[Stored records]
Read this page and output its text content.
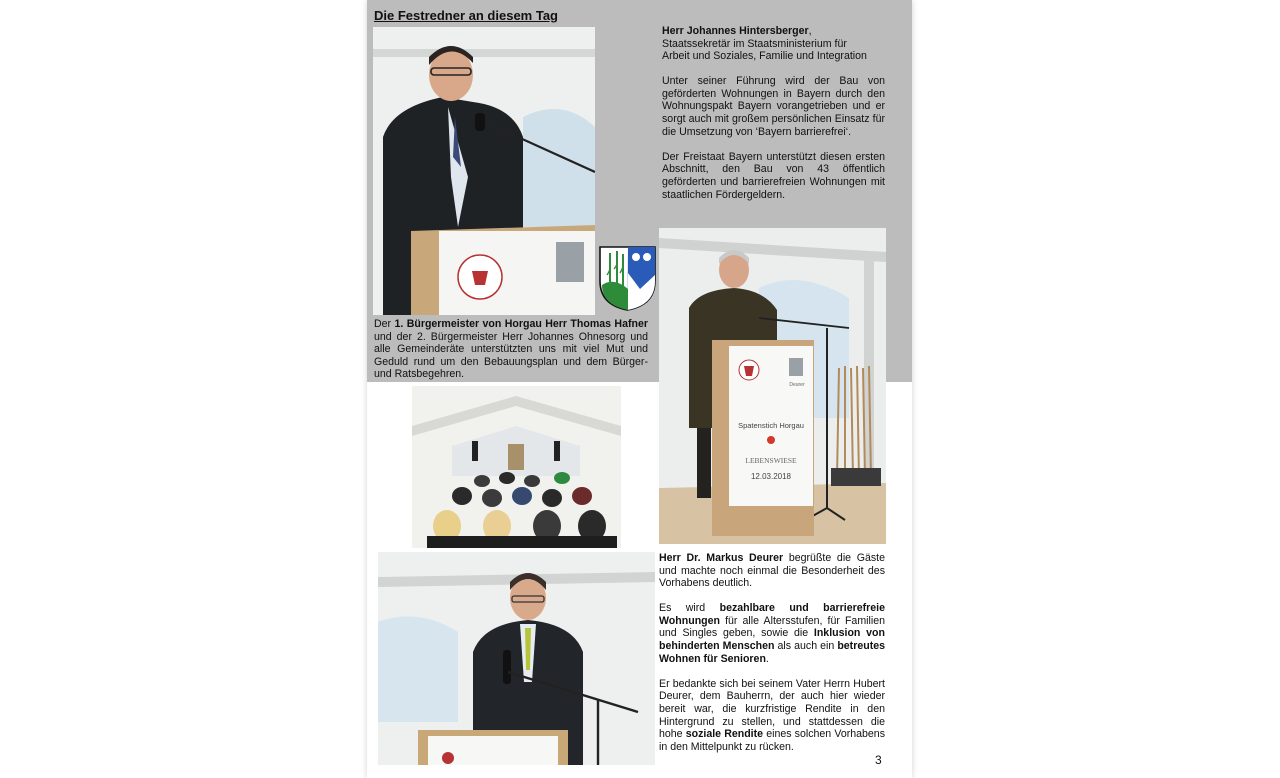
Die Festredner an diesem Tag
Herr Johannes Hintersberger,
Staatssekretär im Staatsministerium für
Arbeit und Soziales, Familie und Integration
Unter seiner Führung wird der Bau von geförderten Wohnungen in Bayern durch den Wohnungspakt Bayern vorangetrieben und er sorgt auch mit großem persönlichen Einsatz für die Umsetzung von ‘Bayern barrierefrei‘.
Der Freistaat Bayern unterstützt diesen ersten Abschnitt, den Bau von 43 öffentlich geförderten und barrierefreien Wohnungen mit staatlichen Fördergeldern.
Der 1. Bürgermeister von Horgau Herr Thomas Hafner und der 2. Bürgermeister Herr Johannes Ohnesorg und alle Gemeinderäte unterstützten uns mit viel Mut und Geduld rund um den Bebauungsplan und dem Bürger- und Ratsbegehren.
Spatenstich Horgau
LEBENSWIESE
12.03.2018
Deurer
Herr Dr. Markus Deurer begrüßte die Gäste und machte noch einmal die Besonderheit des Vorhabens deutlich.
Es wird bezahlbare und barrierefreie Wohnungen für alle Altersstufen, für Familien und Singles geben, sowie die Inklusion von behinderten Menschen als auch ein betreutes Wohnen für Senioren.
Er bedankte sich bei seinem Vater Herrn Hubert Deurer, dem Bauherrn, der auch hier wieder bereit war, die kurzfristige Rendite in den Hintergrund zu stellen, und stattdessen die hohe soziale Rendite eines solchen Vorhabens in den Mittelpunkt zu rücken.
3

→ **Written problem**:
Scan the material and collect every line that contains "Bayern".

→ **Exercise answer**:
Unter seiner Führung wird der Bau von geförderten Wohnungen in Bayern durch den Wohnungspakt Bayern vorangetrieben und er sorgt auch mit großem persönlichen Einsatz für die Umsetzung von ‘Bayern barrierefrei‘.
Der Freistaat Bayern unterstützt diesen ersten Abschnitt, den Bau von 43 öffentlich geförderten und barrierefreien Wohnungen mit staatlichen Fördergeldern.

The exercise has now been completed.